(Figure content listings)
============================================================
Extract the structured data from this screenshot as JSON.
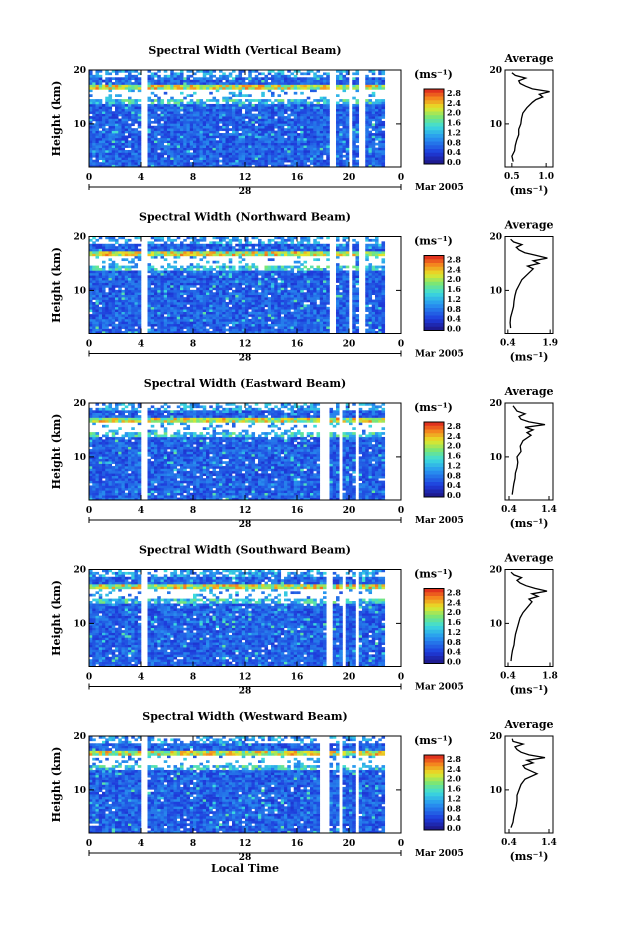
{
  "chart_data": [
    {
      "type": "heatmap",
      "title": "Spectral Width (Vertical Beam)",
      "ylabel": "Height (km)",
      "x_ticks": [
        "0",
        "4",
        "8",
        "12",
        "16",
        "20",
        "0"
      ],
      "y_ticks": [
        "20",
        "10"
      ],
      "date_day": "28",
      "date_label": "Mar 2005",
      "colorbar": {
        "unit": "(ms⁻¹)",
        "ticks": [
          "2.8",
          "2.4",
          "2.0",
          "1.6",
          "1.2",
          "0.8",
          "0.4",
          "0.0"
        ]
      },
      "xlim": [
        0,
        24
      ],
      "ylim": [
        2,
        20
      ],
      "data_gaps_local_time": [
        [
          4.0,
          4.4
        ],
        [
          18.6,
          19.0
        ],
        [
          19.9,
          20.3
        ],
        [
          20.8,
          21.2
        ]
      ],
      "profile": {
        "title": "Average",
        "xlabel": "(ms⁻¹)",
        "x_ticks": [
          "0.5",
          "1.0"
        ],
        "xlim": [
          0.4,
          1.1
        ],
        "y_ticks": [
          "20",
          "10"
        ],
        "height_km": [
          3,
          4,
          5,
          6,
          7,
          8,
          9,
          10,
          11,
          12,
          13,
          14,
          14.5,
          15,
          15.5,
          16,
          16.5,
          17,
          17.5,
          18,
          18.5,
          19,
          19.5
        ],
        "width": [
          0.52,
          0.5,
          0.54,
          0.55,
          0.57,
          0.6,
          0.6,
          0.63,
          0.64,
          0.66,
          0.72,
          0.8,
          0.85,
          0.95,
          0.9,
          1.05,
          0.8,
          0.7,
          0.62,
          0.6,
          0.7,
          0.55,
          0.5
        ]
      }
    },
    {
      "type": "heatmap",
      "title": "Spectral Width (Northward Beam)",
      "ylabel": "Height (km)",
      "x_ticks": [
        "0",
        "4",
        "8",
        "12",
        "16",
        "20",
        "0"
      ],
      "y_ticks": [
        "20",
        "10"
      ],
      "date_day": "28",
      "date_label": "Mar 2005",
      "colorbar": {
        "unit": "(ms⁻¹)",
        "ticks": [
          "2.8",
          "2.4",
          "2.0",
          "1.6",
          "1.2",
          "0.8",
          "0.4",
          "0.0"
        ]
      },
      "xlim": [
        0,
        24
      ],
      "ylim": [
        2,
        20
      ],
      "data_gaps_local_time": [
        [
          4.0,
          4.4
        ],
        [
          18.6,
          19.0
        ],
        [
          19.9,
          20.3
        ],
        [
          20.8,
          21.2
        ]
      ],
      "profile": {
        "title": "Average",
        "xlabel": "(ms⁻¹)",
        "x_ticks": [
          "0.4",
          "1.9"
        ],
        "xlim": [
          0.3,
          2.0
        ],
        "y_ticks": [
          "20",
          "10"
        ],
        "height_km": [
          3,
          4,
          5,
          6,
          7,
          8,
          9,
          10,
          11,
          12,
          13,
          14,
          14.5,
          15,
          15.5,
          16,
          16.5,
          17,
          17.5,
          18,
          18.5,
          19,
          19.5
        ],
        "width": [
          0.5,
          0.48,
          0.5,
          0.55,
          0.6,
          0.62,
          0.65,
          0.7,
          0.8,
          0.9,
          1.1,
          1.3,
          1.1,
          1.5,
          1.3,
          1.8,
          1.4,
          1.0,
          0.8,
          0.7,
          0.9,
          0.6,
          0.5
        ]
      }
    },
    {
      "type": "heatmap",
      "title": "Spectral Width (Eastward Beam)",
      "ylabel": "Height (km)",
      "x_ticks": [
        "0",
        "4",
        "8",
        "12",
        "16",
        "20",
        "0"
      ],
      "y_ticks": [
        "20",
        "10"
      ],
      "date_day": "28",
      "date_label": "Mar 2005",
      "colorbar": {
        "unit": "(ms⁻¹)",
        "ticks": [
          "2.8",
          "2.4",
          "2.0",
          "1.6",
          "1.2",
          "0.8",
          "0.4",
          "0.0"
        ]
      },
      "xlim": [
        0,
        24
      ],
      "ylim": [
        2,
        20
      ],
      "data_gaps_local_time": [
        [
          4.0,
          4.4
        ],
        [
          17.8,
          18.6
        ],
        [
          19.3,
          19.6
        ],
        [
          20.4,
          20.7
        ]
      ],
      "profile": {
        "title": "Average",
        "xlabel": "(ms⁻¹)",
        "x_ticks": [
          "0.4",
          "1.4"
        ],
        "xlim": [
          0.3,
          1.5
        ],
        "y_ticks": [
          "20",
          "10"
        ],
        "height_km": [
          3,
          4,
          5,
          6,
          7,
          8,
          9,
          10,
          11,
          12,
          13,
          14,
          14.5,
          15,
          15.5,
          16,
          16.5,
          17,
          17.5,
          18,
          18.5,
          19,
          19.5
        ],
        "width": [
          0.48,
          0.5,
          0.52,
          0.55,
          0.56,
          0.6,
          0.62,
          0.6,
          0.7,
          0.68,
          0.75,
          0.95,
          0.85,
          1.0,
          0.8,
          1.3,
          0.9,
          0.7,
          0.65,
          0.8,
          0.6,
          0.55,
          0.5
        ]
      }
    },
    {
      "type": "heatmap",
      "title": "Spectral Width (Southward Beam)",
      "ylabel": "Height (km)",
      "x_ticks": [
        "0",
        "4",
        "8",
        "12",
        "16",
        "20",
        "0"
      ],
      "y_ticks": [
        "20",
        "10"
      ],
      "date_day": "28",
      "date_label": "Mar 2005",
      "colorbar": {
        "unit": "(ms⁻¹)",
        "ticks": [
          "2.8",
          "2.4",
          "2.0",
          "1.6",
          "1.2",
          "0.8",
          "0.4",
          "0.0"
        ]
      },
      "xlim": [
        0,
        24
      ],
      "ylim": [
        2,
        20
      ],
      "data_gaps_local_time": [
        [
          4.0,
          4.4
        ],
        [
          18.3,
          18.7
        ],
        [
          19.5,
          19.8
        ],
        [
          20.4,
          20.7
        ]
      ],
      "profile": {
        "title": "Average",
        "xlabel": "(ms⁻¹)",
        "x_ticks": [
          "0.4",
          "1.8"
        ],
        "xlim": [
          0.3,
          1.9
        ],
        "y_ticks": [
          "20",
          "10"
        ],
        "height_km": [
          3,
          4,
          5,
          6,
          7,
          8,
          9,
          10,
          11,
          12,
          13,
          14,
          14.5,
          15,
          15.5,
          16,
          16.5,
          17,
          17.5,
          18,
          18.5,
          19,
          19.5
        ],
        "width": [
          0.5,
          0.52,
          0.55,
          0.6,
          0.62,
          0.65,
          0.7,
          0.75,
          0.8,
          0.9,
          1.05,
          1.2,
          1.1,
          1.4,
          1.2,
          1.7,
          1.3,
          1.0,
          0.8,
          0.7,
          0.85,
          0.6,
          0.5
        ]
      }
    },
    {
      "type": "heatmap",
      "title": "Spectral Width (Westward Beam)",
      "ylabel": "Height (km)",
      "xlabel": "Local Time",
      "x_ticks": [
        "0",
        "4",
        "8",
        "12",
        "16",
        "20",
        "0"
      ],
      "y_ticks": [
        "20",
        "10"
      ],
      "date_day": "28",
      "date_label": "Mar 2005",
      "colorbar": {
        "unit": "(ms⁻¹)",
        "ticks": [
          "2.8",
          "2.4",
          "2.0",
          "1.6",
          "1.2",
          "0.8",
          "0.4",
          "0.0"
        ]
      },
      "xlim": [
        0,
        24
      ],
      "ylim": [
        2,
        20
      ],
      "data_gaps_local_time": [
        [
          4.0,
          4.4
        ],
        [
          17.8,
          18.6
        ],
        [
          19.3,
          19.6
        ],
        [
          20.4,
          20.7
        ]
      ],
      "profile": {
        "title": "Average",
        "xlabel": "(ms⁻¹)",
        "x_ticks": [
          "0.4",
          "1.4"
        ],
        "xlim": [
          0.3,
          1.5
        ],
        "y_ticks": [
          "20",
          "10"
        ],
        "height_km": [
          3,
          4,
          5,
          6,
          7,
          8,
          9,
          10,
          11,
          12,
          13,
          14,
          14.5,
          15,
          15.5,
          16,
          16.5,
          17,
          17.5,
          18,
          18.5,
          19,
          19.5
        ],
        "width": [
          0.45,
          0.5,
          0.52,
          0.55,
          0.58,
          0.6,
          0.6,
          0.65,
          0.7,
          0.8,
          1.1,
          0.8,
          0.75,
          1.0,
          0.85,
          1.3,
          0.9,
          0.7,
          0.6,
          0.55,
          0.75,
          0.5,
          0.48
        ]
      }
    }
  ]
}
============================================================
**EXERCISE DESCRIPTION:** Find and count the lines of the data that include the string "Spectral", and report that figure by itself.

**FINAL ANSWER:** 5